### Data for this task
■ ■ ■ ■ ■ ■ ■
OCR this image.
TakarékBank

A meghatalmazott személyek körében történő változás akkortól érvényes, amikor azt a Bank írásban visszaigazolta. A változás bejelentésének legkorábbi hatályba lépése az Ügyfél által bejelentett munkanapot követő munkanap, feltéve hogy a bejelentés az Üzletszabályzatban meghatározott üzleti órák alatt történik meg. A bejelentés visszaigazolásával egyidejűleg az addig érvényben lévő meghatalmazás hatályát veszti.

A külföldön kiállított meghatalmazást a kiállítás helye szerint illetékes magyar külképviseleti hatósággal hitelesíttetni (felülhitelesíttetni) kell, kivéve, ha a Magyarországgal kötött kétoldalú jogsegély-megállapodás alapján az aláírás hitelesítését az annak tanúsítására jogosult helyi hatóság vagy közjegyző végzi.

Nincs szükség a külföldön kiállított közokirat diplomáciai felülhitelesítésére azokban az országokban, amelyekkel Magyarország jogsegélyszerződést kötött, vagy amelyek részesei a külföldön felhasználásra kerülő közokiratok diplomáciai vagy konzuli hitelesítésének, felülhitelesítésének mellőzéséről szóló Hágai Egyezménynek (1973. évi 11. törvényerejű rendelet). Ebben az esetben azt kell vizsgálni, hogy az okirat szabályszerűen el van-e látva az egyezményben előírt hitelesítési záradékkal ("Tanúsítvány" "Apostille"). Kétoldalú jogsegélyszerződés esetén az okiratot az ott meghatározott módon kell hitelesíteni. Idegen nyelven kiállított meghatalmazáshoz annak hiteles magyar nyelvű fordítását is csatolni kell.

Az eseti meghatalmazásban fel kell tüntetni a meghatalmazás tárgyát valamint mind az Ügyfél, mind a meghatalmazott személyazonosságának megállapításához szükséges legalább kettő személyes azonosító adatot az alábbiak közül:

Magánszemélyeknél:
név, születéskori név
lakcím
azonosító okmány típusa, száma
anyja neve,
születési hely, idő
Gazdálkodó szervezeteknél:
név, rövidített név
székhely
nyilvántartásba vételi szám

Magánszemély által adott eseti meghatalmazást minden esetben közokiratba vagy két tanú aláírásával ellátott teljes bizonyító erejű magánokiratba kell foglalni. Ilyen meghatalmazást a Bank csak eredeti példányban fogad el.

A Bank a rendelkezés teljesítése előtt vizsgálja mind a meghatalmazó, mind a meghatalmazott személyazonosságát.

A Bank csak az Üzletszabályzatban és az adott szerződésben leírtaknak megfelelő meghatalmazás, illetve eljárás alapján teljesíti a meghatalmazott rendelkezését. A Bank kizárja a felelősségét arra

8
■ ■ ■ ■ ■ ■ ■
### Problem statement
Each entry above is to be printed again exactly.

### Answer to the task
OCR this image.
TakarékBank

A meghatalmazott személyek körében történő változás akkortól érvényes, amikor azt a Bank írásban visszaigazolta. A változás bejelentésének legkorábbi hatályba lépése az Ügyfél által bejelentett munkanapot követő munkanap, feltéve hogy a bejelentés az Üzletszabályzatban meghatározott üzleti órák alatt történik meg. A bejelentés visszaigazolásával egyidejűleg az addig érvényben lévő meghatalmazás hatályát veszti.

A külföldön kiállított meghatalmazást a kiállítás helye szerint illetékes magyar külképviseleti hatósággal hitelesíttetni (felülhitelesíttetni) kell, kivéve, ha a Magyarországgal kötött kétoldalú jogsegély-megállapodás alapján az aláírás hitelesítését az annak tanúsítására jogosult helyi hatóság vagy közjegyző végzi.

Nincs szükség a külföldön kiállított közokirat diplomáciai felülhitelesítésére azokban az országokban, amelyekkel Magyarország jogsegélyszerződést kötött, vagy amelyek részesei a külföldön felhasználásra kerülő közokiratok diplomáciai vagy konzuli hitelesítésének, felülhitelesítésének mellőzéséről szóló Hágai Egyezménynek (1973. évi 11. törvényerejű rendelet). Ebben az esetben azt kell vizsgálni, hogy az okirat szabályszerűen el van-e látva az egyezményben előírt hitelesítési záradékkal ("Tanúsítvány" "Apostille"). Kétoldalú jogsegélyszerződés esetén az okiratot az ott meghatározott módon kell hitelesíteni. Idegen nyelven kiállított meghatalmazáshoz annak hiteles magyar nyelvű fordítását is csatolni kell.

Az eseti meghatalmazásban fel kell tüntetni a meghatalmazás tárgyát valamint mind az Ügyfél, mind a meghatalmazott személyazonosságának megállapításához szükséges legalább kettő személyes azonosító adatot az alábbiak közül:

Magánszemélyeknél:
név, születéskori név
lakcím
azonosító okmány típusa, száma
anyja neve,
születési hely, idő
Gazdálkodó szervezeteknél:
név, rövidített név
székhely
nyilvántartásba vételi szám

Magánszemély által adott eseti meghatalmazást minden esetben közokiratba vagy két tanú aláírásával ellátott teljes bizonyító erejű magánokiratba kell foglalni. Ilyen meghatalmazást a Bank csak eredeti példányban fogad el.

A Bank a rendelkezés teljesítése előtt vizsgálja mind a meghatalmazó, mind a meghatalmazott személyazonosságát.

A Bank csak az Üzletszabályzatban és az adott szerződésben leírtaknak megfelelő meghatalmazás, illetve eljárás alapján teljesíti a meghatalmazott rendelkezését. A Bank kizárja a felelősségét arra

8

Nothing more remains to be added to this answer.